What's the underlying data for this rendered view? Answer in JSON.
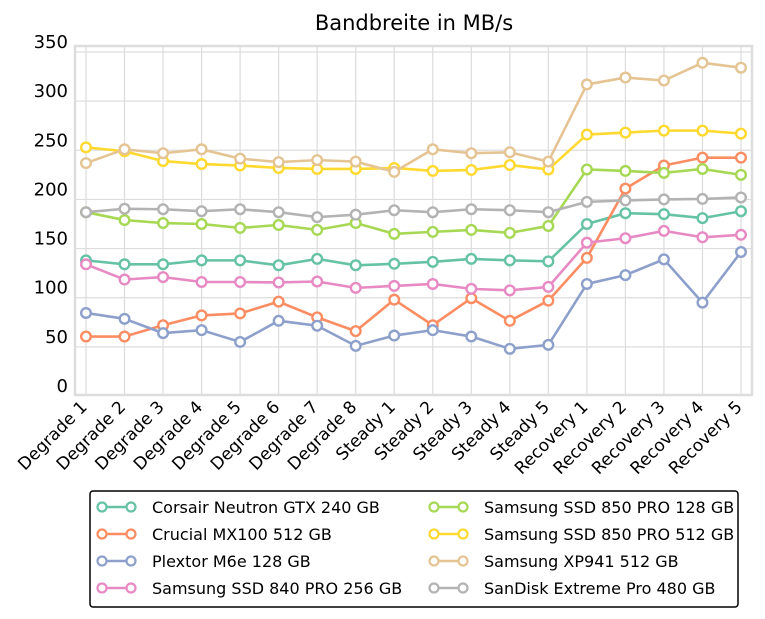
{
  "chart_data": {
    "type": "line",
    "title": "Bandbreite in MB/s",
    "xlabel": "",
    "ylabel": "",
    "ylim": [
      0,
      350
    ],
    "yticks": [
      0,
      50,
      100,
      150,
      200,
      250,
      300,
      350
    ],
    "grid": true,
    "legend_position": "bottom",
    "categories": [
      "Degrade 1",
      "Degrade 2",
      "Degrade 3",
      "Degrade 4",
      "Degrade 5",
      "Degrade 6",
      "Degrade 7",
      "Degrade 8",
      "Steady 1",
      "Steady 2",
      "Steady 3",
      "Steady 4",
      "Steady 5",
      "Recovery 1",
      "Recovery 2",
      "Recovery 3",
      "Recovery 4",
      "Recovery 5"
    ],
    "series": [
      {
        "name": "Corsair Neutron GTX 240 GB",
        "color": "#66c2a5",
        "values": [
          138,
          134,
          134,
          138,
          138,
          133,
          139.5,
          133,
          134.5,
          136.5,
          139.5,
          138,
          137,
          175,
          186,
          185,
          181,
          188
        ]
      },
      {
        "name": "Crucial MX100 512 GB",
        "color": "#fc8d62",
        "values": [
          60.5,
          60.5,
          72,
          82,
          84,
          96,
          80,
          66,
          98,
          72,
          99.5,
          76.5,
          97,
          140.5,
          211,
          234.5,
          242.5,
          242.5
        ]
      },
      {
        "name": "Plextor M6e 128 GB",
        "color": "#8da0cb",
        "values": [
          84.5,
          78.5,
          64,
          67,
          55,
          76.5,
          71.5,
          51,
          61.5,
          67,
          60.5,
          48,
          52,
          114,
          123,
          139,
          95,
          146.5
        ]
      },
      {
        "name": "Samsung SSD 840 PRO 256 GB",
        "color": "#e78ac3",
        "values": [
          134,
          118.5,
          121,
          116,
          116,
          115.5,
          116.5,
          110,
          112,
          114,
          109,
          107.5,
          111,
          156,
          160.5,
          168,
          161.5,
          164
        ]
      },
      {
        "name": "Samsung SSD 850 PRO 128 GB",
        "color": "#a6d854",
        "values": [
          187,
          179,
          176,
          175,
          171,
          174,
          169,
          176,
          165,
          167,
          169,
          166,
          173,
          230.5,
          229,
          227,
          231,
          225
        ]
      },
      {
        "name": "Samsung SSD 850 PRO 512 GB",
        "color": "#ffd92f",
        "values": [
          253,
          249,
          239,
          236,
          234.5,
          232,
          231,
          231,
          232,
          229,
          230,
          235,
          230.5,
          266,
          268,
          270,
          270,
          267
        ]
      },
      {
        "name": "Samsung XP941 512 GB",
        "color": "#e5c494",
        "values": [
          237,
          251,
          247,
          251,
          241.5,
          238,
          240,
          238.5,
          228,
          251,
          247,
          248,
          238.5,
          317,
          324,
          321,
          339,
          334
        ]
      },
      {
        "name": "SanDisk Extreme Pro 480 GB",
        "color": "#b3b3b3",
        "values": [
          187,
          190.5,
          190,
          188,
          190,
          187,
          182,
          184.5,
          189,
          187,
          190,
          189,
          187,
          197.5,
          199,
          200,
          200.5,
          202
        ]
      }
    ]
  }
}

= Job =
How many lines in the records hold the string "Samsung"? Reply with the number alone.

= Finished task =
4